■ TASK DETAILS ■
In the records below, which lines include "company"? Copy them.

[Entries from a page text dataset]
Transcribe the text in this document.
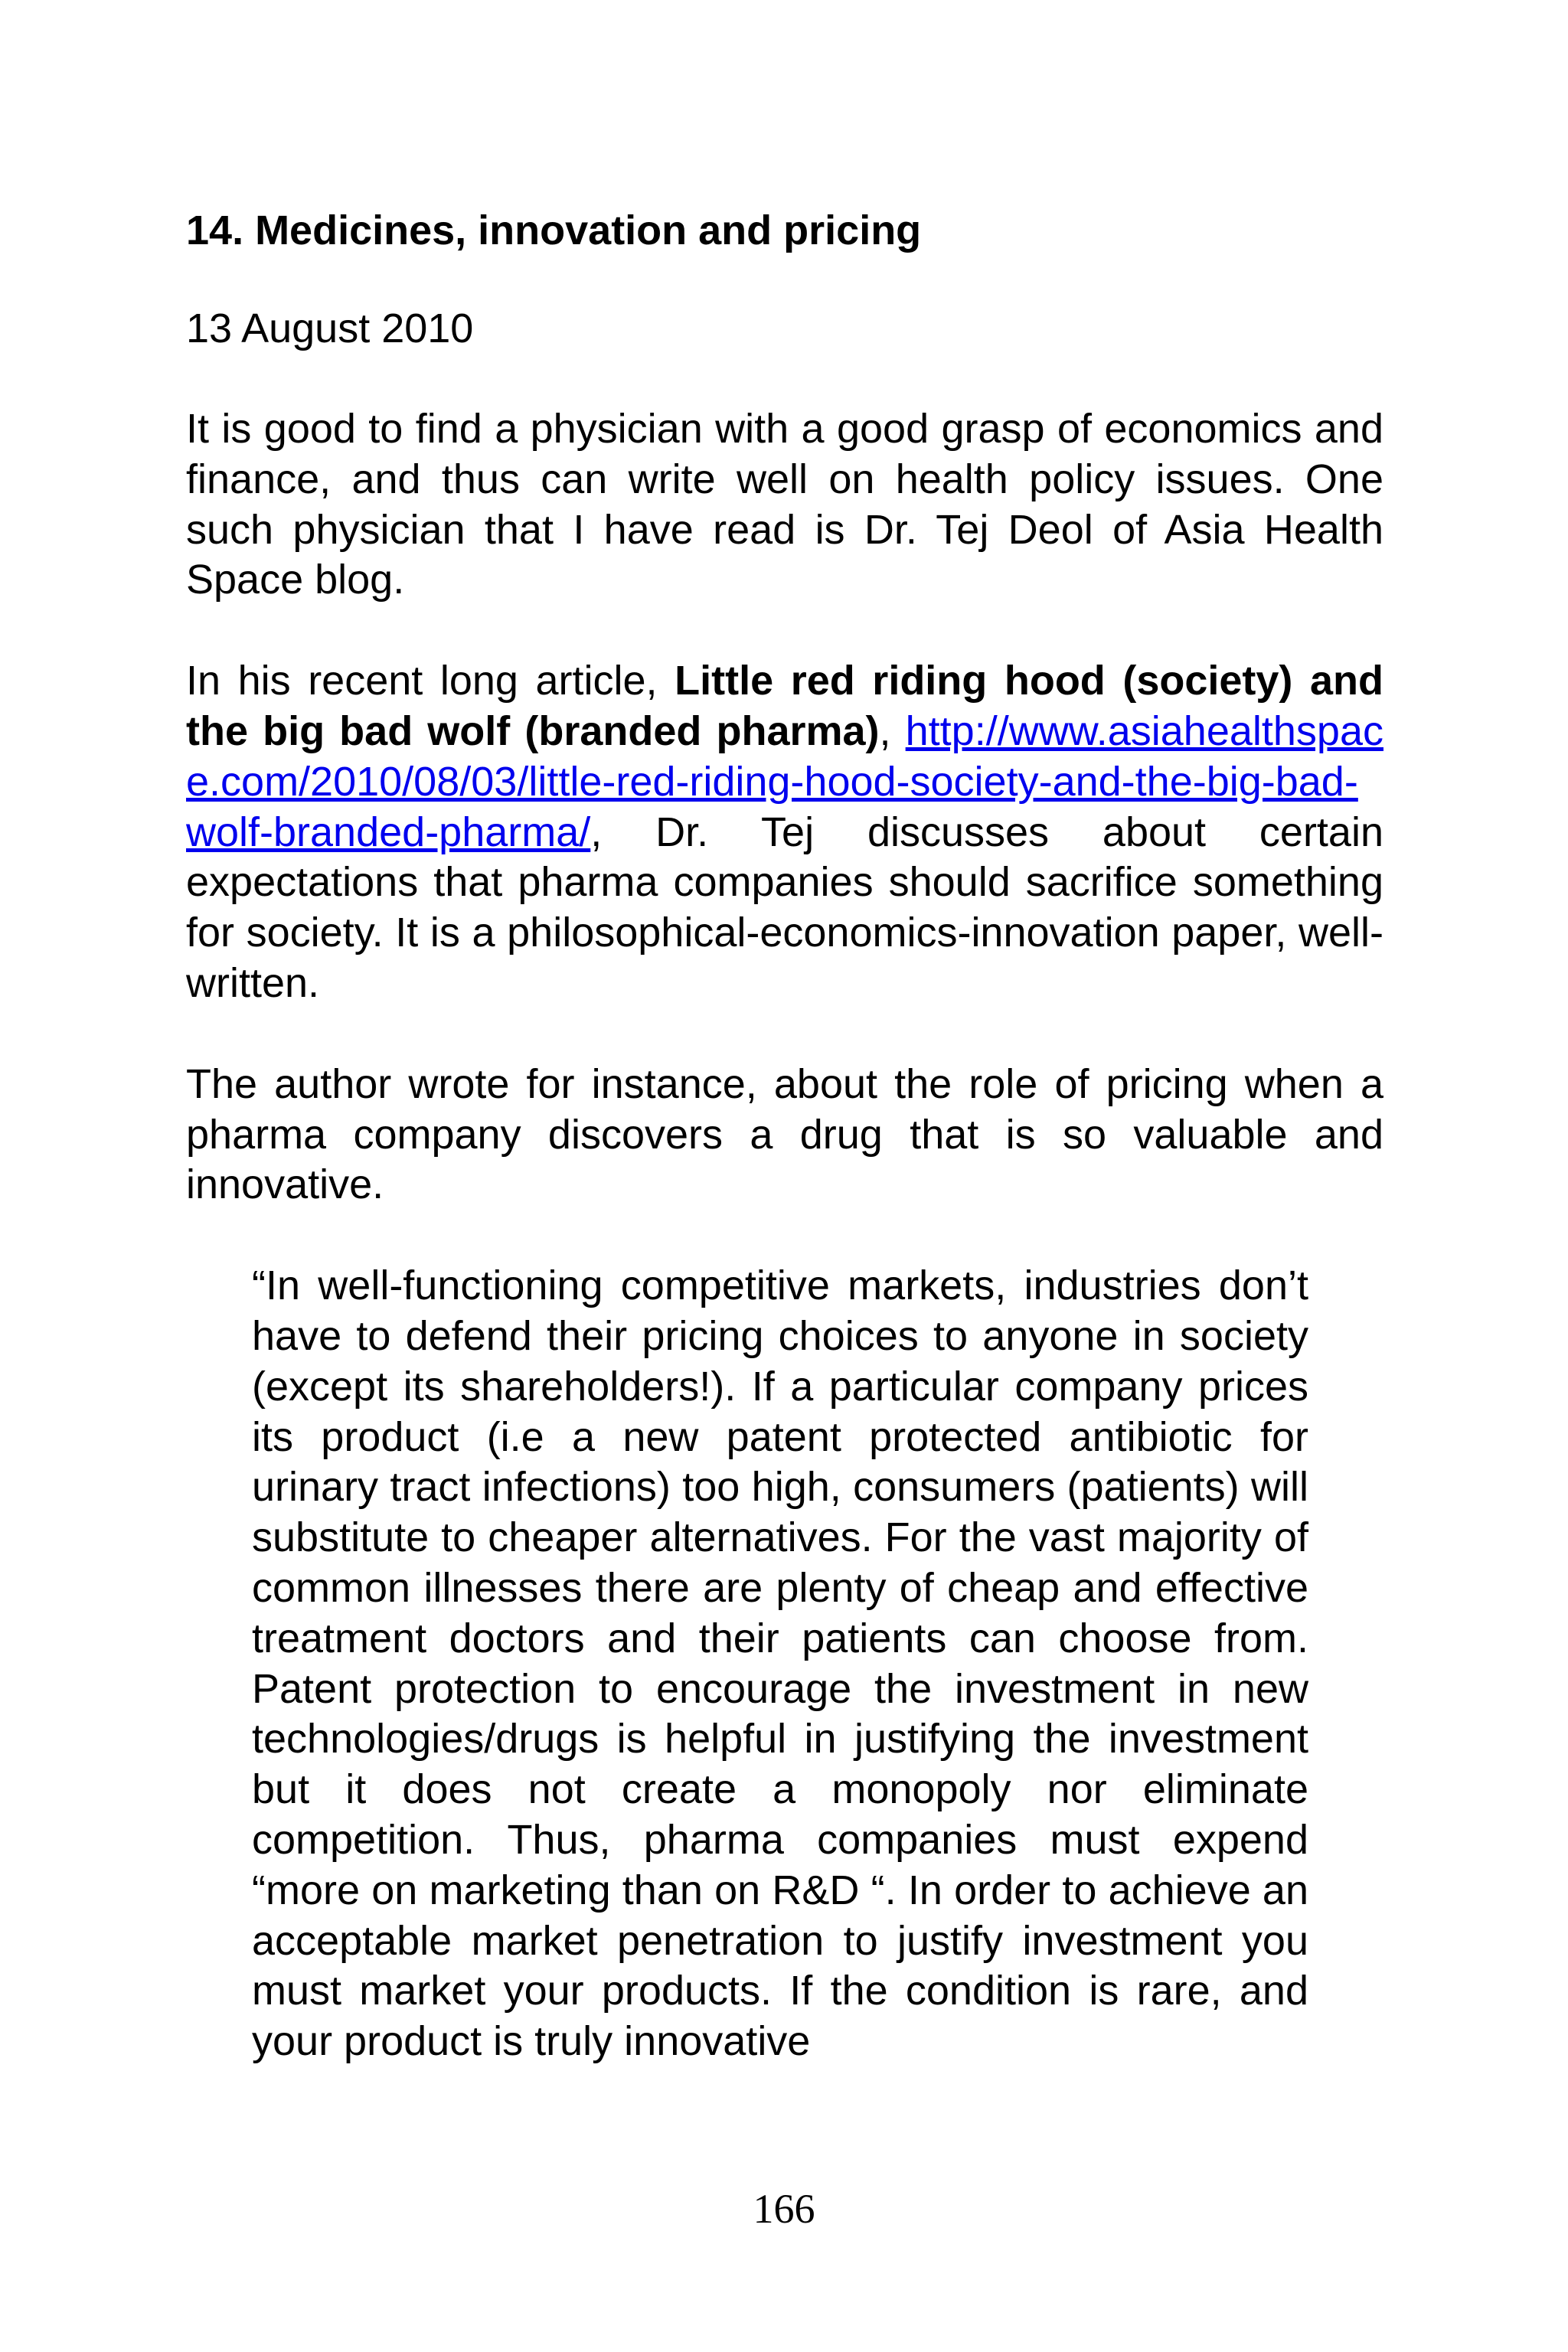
14. Medicines, innovation and pricing
13 August 2010

It is good to find a physician with a good grasp of economics and finance, and thus can write well on health policy issues. One such physician that I have read is Dr. Tej Deol of Asia Health Space blog.

In his recent long article, Little red riding hood (society) and the big bad wolf (branded pharma), http://www.asiahealthspace.com/2010/08/03/little-red-riding-hood-society-and-the-big-bad-wolf-branded-pharma/, Dr. Tej discusses about certain expectations that pharma companies should sacrifice something for society. It is a philosophical-economics-innovation paper, well-written.

The author wrote for instance, about the role of pricing when a pharma company discovers a drug that is so valuable and innovative.

“In well-functioning competitive markets, industries don’t have to defend their pricing choices to anyone in society (except its shareholders!). If a particular company prices its product (i.e a new patent protected antibiotic for urinary tract infections) too high, consumers (patients) will substitute to cheaper alternatives. For the vast majority of common illnesses there are plenty of cheap and effective treatment doctors and their patients can choose from. Patent protection to encourage the investment in new technologies/drugs is helpful in justifying the investment but it does not create a monopoly nor eliminate competition. Thus, pharma companies must expend “more on marketing than on R&D “. In order to achieve an acceptable market penetration to justify investment you must market your products. If the condition is rare, and your product is truly innovative

166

■ TASK RESPONSE ■
The author wrote for instance, about the role of pricing when a pharma company discovers a drug that is so valuable and innovative.
“In well-functioning competitive markets, industries don’t have to defend their pricing choices to anyone in society (except its shareholders!). If a particular company prices its product (i.e a new patent protected antibiotic for urinary tract infections) too high, consumers (patients) will substitute to cheaper alternatives. For the vast majority of common illnesses there are plenty of cheap and effective treatment doctors and their patients can choose from. Patent protection to encourage the investment in new technologies/drugs is helpful in justifying the investment but it does not create a monopoly nor eliminate competition. Thus, pharma companies must expend “more on marketing than on R&D “. In order to achieve an acceptable market penetration to justify investment you must market your products. If the condition is rare, and your product is truly innovative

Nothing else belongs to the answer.